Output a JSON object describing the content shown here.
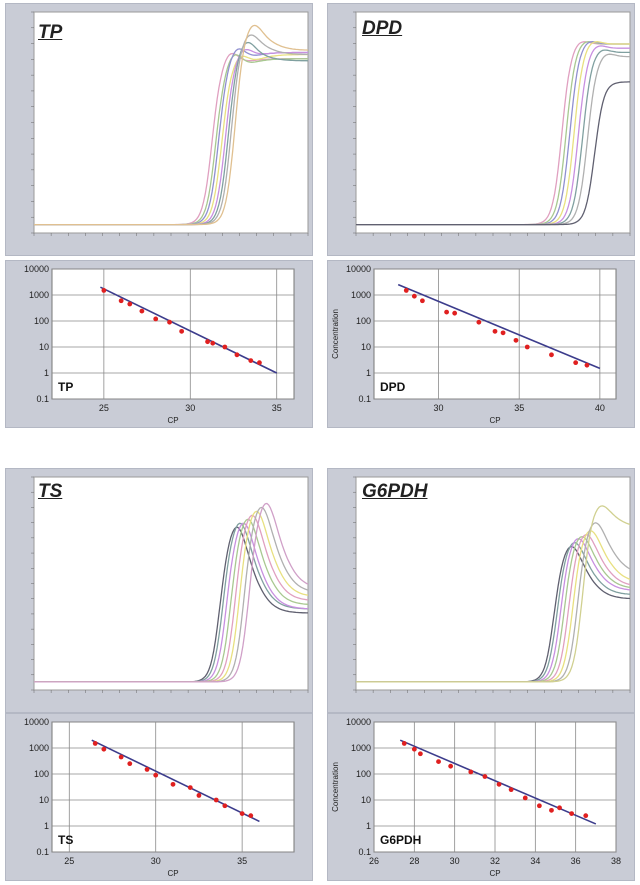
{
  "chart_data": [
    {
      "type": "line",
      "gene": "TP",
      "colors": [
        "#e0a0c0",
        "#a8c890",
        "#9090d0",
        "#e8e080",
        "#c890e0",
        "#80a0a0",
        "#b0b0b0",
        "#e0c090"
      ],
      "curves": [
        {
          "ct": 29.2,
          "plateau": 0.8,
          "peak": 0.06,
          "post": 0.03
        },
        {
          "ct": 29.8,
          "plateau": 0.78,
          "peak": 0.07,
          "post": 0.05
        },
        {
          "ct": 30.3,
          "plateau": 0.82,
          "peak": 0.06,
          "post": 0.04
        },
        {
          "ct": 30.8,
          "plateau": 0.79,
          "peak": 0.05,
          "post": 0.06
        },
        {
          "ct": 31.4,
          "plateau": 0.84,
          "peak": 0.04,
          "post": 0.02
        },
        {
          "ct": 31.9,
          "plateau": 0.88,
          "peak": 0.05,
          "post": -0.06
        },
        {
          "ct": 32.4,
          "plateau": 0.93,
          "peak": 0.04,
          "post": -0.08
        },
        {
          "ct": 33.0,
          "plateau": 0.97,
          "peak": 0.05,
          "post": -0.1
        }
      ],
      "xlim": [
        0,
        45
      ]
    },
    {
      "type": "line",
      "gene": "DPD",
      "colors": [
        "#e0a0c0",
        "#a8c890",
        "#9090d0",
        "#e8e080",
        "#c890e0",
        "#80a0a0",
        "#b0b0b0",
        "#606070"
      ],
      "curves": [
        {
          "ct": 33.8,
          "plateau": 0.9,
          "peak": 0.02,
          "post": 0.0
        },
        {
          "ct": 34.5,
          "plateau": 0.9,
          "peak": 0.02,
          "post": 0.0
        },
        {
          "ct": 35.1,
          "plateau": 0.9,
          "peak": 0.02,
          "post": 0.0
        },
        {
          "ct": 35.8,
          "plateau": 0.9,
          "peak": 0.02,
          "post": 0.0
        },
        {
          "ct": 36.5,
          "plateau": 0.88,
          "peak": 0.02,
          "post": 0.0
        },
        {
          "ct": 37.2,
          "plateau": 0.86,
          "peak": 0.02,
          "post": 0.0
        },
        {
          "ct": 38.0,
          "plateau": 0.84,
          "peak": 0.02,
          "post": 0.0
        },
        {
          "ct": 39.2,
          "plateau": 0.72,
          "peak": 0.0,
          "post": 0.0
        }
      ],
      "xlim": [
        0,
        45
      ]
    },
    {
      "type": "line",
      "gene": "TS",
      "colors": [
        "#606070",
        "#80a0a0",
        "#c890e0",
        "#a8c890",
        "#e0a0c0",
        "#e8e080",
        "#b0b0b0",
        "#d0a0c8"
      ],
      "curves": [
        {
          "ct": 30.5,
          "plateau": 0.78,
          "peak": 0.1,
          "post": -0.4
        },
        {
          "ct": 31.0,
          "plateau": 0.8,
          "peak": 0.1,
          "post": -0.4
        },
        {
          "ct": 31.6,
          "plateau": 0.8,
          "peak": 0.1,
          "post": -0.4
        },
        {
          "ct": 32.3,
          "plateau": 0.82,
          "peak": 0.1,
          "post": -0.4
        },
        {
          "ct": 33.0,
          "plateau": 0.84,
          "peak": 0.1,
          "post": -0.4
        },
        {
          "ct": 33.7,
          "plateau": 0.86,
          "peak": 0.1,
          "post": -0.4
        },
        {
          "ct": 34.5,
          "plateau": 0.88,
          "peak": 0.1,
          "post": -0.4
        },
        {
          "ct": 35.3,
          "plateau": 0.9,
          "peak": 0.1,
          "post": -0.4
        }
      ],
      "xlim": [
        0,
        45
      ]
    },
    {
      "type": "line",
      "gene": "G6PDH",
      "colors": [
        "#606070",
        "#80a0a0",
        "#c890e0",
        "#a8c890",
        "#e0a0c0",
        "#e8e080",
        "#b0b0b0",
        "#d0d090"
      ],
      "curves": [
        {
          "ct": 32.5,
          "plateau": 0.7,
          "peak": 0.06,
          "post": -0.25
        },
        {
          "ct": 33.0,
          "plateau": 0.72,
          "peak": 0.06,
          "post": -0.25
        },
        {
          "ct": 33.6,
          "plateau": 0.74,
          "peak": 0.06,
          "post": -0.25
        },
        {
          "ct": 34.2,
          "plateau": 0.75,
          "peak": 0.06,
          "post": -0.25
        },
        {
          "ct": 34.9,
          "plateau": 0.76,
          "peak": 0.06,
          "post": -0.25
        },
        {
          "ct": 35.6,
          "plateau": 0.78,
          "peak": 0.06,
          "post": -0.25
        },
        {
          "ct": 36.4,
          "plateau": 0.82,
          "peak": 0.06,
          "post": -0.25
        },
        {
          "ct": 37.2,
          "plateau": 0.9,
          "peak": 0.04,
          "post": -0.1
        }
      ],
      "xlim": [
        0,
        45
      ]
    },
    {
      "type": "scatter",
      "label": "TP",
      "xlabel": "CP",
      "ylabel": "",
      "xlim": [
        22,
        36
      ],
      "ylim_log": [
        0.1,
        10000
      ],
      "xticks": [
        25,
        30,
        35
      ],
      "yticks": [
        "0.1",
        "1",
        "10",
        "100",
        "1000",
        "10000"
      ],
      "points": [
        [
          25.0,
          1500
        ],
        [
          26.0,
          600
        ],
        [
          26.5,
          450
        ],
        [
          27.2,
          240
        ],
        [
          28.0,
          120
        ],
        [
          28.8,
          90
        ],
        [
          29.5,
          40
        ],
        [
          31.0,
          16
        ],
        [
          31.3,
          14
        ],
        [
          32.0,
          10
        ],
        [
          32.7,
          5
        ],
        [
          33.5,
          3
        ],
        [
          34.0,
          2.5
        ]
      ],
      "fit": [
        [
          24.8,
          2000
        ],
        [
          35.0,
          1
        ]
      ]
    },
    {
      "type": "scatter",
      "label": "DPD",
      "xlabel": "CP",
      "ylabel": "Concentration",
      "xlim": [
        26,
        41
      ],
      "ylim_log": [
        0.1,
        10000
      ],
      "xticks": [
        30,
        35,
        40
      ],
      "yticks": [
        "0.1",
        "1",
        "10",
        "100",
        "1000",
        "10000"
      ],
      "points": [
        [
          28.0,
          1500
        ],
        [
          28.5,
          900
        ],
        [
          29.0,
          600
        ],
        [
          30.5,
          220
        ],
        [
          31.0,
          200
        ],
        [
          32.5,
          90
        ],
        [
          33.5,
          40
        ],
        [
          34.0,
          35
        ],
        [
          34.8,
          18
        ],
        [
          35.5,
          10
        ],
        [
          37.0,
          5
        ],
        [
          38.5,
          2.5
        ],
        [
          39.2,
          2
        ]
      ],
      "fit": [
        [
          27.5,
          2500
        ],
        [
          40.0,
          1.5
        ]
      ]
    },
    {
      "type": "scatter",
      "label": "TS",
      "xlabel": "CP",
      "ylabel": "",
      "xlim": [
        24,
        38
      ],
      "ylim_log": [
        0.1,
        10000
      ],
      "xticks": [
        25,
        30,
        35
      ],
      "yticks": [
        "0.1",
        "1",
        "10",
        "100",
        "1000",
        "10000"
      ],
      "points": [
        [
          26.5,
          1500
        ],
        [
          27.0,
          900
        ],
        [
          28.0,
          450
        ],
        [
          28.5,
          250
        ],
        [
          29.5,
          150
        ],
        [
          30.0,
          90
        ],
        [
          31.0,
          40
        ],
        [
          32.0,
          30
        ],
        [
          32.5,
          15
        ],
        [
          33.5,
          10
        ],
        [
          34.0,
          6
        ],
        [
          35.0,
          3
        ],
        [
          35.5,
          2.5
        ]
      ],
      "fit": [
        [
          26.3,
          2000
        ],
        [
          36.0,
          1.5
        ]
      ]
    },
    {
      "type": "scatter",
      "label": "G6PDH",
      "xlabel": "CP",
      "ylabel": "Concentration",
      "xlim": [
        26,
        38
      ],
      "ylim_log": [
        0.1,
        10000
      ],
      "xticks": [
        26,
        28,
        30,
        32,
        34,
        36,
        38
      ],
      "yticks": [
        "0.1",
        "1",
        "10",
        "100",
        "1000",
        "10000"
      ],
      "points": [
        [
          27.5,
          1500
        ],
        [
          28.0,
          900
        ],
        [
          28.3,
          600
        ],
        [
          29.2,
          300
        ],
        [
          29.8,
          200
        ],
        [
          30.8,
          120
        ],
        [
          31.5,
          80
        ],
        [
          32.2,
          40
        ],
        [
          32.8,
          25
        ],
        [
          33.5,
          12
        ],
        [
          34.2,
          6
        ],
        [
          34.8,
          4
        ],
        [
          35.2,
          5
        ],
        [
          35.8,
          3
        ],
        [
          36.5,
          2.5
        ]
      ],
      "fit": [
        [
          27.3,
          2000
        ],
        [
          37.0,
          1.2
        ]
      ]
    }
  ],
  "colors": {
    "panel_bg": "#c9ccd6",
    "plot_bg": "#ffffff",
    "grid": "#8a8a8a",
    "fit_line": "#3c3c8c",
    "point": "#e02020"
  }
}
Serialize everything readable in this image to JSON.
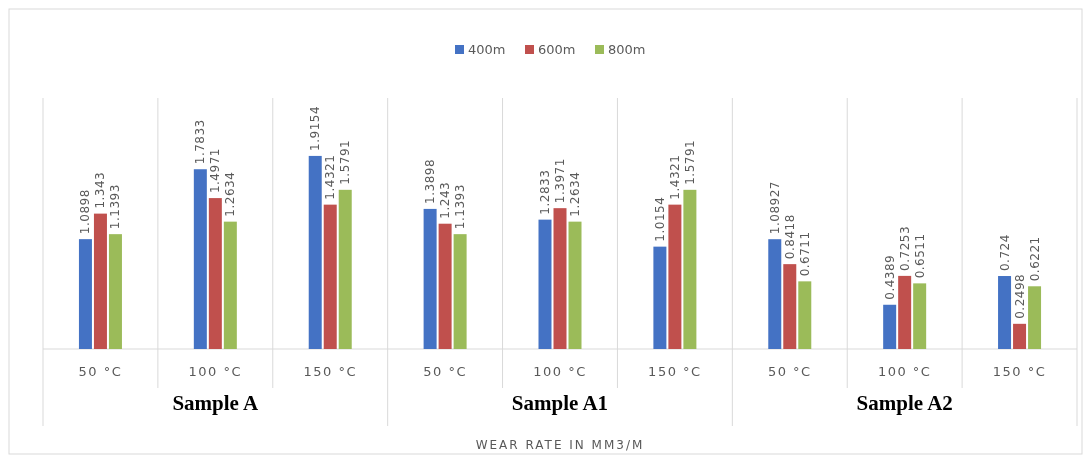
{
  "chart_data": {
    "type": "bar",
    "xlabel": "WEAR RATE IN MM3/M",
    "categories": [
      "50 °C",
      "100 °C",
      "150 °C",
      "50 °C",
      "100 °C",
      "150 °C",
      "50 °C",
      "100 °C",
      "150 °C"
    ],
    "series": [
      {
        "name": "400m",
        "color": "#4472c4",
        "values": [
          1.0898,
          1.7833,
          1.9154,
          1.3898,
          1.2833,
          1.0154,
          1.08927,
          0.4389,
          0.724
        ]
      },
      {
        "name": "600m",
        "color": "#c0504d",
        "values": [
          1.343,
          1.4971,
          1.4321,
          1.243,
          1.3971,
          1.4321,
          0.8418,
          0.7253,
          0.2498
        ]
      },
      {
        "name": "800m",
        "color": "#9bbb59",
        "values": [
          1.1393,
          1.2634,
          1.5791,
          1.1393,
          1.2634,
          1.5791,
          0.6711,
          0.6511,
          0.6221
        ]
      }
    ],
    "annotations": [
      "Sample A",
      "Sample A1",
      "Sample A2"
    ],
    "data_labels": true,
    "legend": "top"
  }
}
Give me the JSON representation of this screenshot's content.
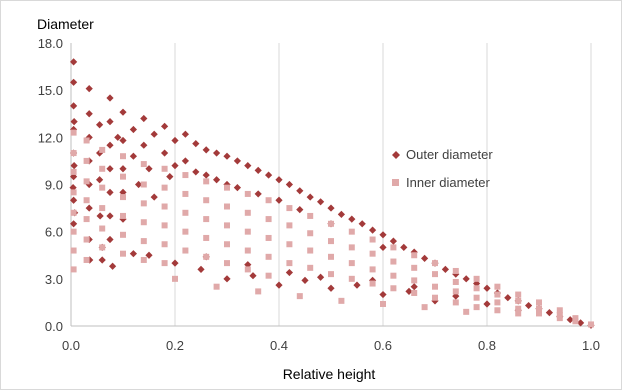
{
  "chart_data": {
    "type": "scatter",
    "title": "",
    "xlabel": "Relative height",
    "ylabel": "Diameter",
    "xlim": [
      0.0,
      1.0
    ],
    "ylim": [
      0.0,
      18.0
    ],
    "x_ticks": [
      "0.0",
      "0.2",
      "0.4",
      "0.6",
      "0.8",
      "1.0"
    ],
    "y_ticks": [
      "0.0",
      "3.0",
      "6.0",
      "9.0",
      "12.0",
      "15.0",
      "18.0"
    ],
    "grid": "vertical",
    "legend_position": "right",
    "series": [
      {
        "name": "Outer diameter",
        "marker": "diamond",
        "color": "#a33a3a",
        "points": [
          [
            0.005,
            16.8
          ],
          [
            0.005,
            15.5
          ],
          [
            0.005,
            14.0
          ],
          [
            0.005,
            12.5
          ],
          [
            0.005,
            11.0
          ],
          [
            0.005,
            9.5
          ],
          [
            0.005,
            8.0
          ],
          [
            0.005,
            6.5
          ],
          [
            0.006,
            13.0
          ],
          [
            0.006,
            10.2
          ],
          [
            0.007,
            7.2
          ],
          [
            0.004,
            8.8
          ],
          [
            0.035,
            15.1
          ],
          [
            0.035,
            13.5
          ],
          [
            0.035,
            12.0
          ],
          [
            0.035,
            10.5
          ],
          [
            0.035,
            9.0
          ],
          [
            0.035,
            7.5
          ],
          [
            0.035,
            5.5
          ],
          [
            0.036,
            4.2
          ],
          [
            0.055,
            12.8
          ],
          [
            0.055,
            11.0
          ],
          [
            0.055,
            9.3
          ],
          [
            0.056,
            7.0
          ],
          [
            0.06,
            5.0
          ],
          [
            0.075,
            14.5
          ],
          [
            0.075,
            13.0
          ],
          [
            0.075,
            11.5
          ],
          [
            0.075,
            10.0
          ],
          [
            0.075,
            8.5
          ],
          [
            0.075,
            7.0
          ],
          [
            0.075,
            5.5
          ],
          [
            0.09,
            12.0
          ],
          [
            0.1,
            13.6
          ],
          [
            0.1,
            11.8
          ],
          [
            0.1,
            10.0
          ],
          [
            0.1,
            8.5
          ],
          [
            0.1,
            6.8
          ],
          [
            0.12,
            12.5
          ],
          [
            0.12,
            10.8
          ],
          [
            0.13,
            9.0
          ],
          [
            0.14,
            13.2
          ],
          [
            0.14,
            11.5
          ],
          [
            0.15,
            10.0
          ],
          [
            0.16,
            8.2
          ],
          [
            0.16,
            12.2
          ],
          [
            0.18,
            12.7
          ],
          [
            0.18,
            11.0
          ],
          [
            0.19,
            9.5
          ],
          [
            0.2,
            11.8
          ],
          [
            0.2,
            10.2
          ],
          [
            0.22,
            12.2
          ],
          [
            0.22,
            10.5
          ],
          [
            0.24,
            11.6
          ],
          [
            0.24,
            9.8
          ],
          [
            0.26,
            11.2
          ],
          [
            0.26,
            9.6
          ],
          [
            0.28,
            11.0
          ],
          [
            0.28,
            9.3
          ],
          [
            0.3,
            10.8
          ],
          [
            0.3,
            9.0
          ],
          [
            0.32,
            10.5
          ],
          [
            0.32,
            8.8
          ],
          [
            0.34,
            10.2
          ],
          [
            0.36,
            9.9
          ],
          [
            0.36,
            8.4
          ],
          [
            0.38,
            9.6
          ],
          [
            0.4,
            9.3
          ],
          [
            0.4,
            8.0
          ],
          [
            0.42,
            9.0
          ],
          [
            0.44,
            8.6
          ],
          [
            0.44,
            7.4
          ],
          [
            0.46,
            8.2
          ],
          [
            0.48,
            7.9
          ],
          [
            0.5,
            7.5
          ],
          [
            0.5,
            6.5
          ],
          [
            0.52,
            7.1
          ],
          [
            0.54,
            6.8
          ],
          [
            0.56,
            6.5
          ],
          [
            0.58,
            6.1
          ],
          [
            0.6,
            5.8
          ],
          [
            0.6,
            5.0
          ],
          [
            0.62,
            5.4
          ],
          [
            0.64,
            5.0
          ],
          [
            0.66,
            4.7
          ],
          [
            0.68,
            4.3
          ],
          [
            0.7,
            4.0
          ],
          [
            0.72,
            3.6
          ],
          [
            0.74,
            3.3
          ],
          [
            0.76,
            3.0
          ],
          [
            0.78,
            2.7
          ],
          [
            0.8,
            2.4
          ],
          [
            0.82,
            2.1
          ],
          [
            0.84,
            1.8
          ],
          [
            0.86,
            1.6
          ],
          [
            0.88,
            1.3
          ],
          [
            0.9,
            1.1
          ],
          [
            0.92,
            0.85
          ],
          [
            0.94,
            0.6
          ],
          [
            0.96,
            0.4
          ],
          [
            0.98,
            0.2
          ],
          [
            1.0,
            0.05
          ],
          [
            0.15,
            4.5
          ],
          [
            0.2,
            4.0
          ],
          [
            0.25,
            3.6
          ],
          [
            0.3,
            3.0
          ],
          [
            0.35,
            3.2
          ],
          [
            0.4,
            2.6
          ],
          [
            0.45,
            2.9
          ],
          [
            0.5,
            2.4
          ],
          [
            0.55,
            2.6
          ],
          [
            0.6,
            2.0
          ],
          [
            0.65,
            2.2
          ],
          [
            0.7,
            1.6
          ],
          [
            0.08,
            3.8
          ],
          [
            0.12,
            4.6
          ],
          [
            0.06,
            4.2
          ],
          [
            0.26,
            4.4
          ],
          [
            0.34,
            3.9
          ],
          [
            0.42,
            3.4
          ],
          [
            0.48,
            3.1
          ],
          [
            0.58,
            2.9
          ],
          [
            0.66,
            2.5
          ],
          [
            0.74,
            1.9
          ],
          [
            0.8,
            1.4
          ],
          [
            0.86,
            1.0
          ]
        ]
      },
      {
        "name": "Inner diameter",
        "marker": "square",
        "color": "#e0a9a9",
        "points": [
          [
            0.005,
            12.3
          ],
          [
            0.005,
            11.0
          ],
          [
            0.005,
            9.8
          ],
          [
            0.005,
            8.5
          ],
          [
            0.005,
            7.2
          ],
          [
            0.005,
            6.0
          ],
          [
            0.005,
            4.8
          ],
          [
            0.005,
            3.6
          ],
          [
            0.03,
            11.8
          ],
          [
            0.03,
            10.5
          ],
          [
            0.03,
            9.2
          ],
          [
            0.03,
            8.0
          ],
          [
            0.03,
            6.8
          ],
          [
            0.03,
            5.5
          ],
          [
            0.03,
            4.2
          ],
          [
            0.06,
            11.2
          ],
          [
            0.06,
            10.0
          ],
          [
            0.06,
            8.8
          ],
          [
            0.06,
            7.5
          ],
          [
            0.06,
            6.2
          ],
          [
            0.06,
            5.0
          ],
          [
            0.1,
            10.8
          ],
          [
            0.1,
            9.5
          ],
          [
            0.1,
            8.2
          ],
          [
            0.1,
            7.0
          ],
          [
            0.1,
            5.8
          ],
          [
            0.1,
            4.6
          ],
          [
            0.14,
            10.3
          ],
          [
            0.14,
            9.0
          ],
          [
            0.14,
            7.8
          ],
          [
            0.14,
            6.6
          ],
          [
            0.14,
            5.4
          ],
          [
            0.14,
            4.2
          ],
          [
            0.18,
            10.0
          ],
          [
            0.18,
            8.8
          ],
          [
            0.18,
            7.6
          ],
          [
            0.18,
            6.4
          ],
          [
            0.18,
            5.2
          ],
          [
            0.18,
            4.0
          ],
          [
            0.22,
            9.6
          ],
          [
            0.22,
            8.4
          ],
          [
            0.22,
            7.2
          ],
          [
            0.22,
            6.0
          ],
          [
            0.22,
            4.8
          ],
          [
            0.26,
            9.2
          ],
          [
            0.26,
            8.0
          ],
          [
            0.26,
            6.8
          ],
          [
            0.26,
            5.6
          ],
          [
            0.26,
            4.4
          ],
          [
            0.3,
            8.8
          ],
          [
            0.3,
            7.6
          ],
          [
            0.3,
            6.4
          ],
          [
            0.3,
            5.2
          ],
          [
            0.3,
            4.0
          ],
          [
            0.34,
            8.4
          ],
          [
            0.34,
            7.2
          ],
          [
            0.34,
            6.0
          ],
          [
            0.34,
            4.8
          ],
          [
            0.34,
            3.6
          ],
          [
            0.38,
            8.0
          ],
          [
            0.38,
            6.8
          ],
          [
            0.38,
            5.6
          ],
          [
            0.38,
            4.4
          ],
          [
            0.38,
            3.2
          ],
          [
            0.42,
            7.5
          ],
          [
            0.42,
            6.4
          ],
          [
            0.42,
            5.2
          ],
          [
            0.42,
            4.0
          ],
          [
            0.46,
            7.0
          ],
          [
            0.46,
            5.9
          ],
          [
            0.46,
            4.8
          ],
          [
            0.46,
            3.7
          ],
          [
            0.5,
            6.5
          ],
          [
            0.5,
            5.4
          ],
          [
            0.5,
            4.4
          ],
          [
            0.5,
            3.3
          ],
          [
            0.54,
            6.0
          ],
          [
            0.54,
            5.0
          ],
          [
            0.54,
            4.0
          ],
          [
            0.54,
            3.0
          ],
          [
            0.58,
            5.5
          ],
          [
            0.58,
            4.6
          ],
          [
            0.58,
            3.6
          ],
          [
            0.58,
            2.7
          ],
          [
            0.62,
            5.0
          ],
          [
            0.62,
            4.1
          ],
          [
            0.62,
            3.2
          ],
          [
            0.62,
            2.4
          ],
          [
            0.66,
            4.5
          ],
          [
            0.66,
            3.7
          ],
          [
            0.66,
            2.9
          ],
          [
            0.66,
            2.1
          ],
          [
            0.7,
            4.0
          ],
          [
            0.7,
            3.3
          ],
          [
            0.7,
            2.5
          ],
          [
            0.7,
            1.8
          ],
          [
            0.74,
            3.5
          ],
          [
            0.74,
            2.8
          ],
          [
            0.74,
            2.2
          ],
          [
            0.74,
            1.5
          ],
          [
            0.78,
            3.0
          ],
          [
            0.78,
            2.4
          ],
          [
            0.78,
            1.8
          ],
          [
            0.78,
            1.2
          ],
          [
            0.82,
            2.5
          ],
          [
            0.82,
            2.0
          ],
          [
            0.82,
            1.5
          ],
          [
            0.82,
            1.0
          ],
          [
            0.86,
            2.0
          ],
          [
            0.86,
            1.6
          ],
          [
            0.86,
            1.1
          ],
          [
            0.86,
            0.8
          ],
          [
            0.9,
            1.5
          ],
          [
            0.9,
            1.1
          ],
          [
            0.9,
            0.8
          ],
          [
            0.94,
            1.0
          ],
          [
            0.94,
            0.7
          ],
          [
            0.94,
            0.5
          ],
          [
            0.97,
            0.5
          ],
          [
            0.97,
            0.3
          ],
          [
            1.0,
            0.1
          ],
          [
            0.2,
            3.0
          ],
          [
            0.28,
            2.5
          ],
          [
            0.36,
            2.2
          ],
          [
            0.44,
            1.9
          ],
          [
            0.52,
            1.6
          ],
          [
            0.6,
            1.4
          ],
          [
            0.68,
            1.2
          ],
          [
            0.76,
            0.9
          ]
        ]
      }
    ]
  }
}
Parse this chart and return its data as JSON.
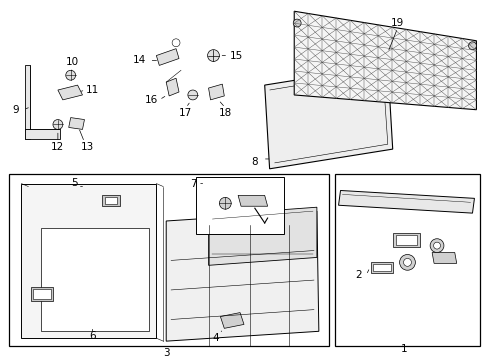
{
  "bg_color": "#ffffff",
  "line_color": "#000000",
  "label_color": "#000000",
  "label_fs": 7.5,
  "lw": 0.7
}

______________________________

§ **What is expected**
Retype only the lines above from the one with "Parse this chart and return its data as JSON." through the last, both ends included, keeping every picture out of the copy.

§ **Written solution**
Parse this chart and return its data as JSON.
{
  "bg_color": "#ffffff",
  "line_color": "#000000",
  "label_color": "#000000",
  "label_fs": 7.5,
  "lw": 0.7
}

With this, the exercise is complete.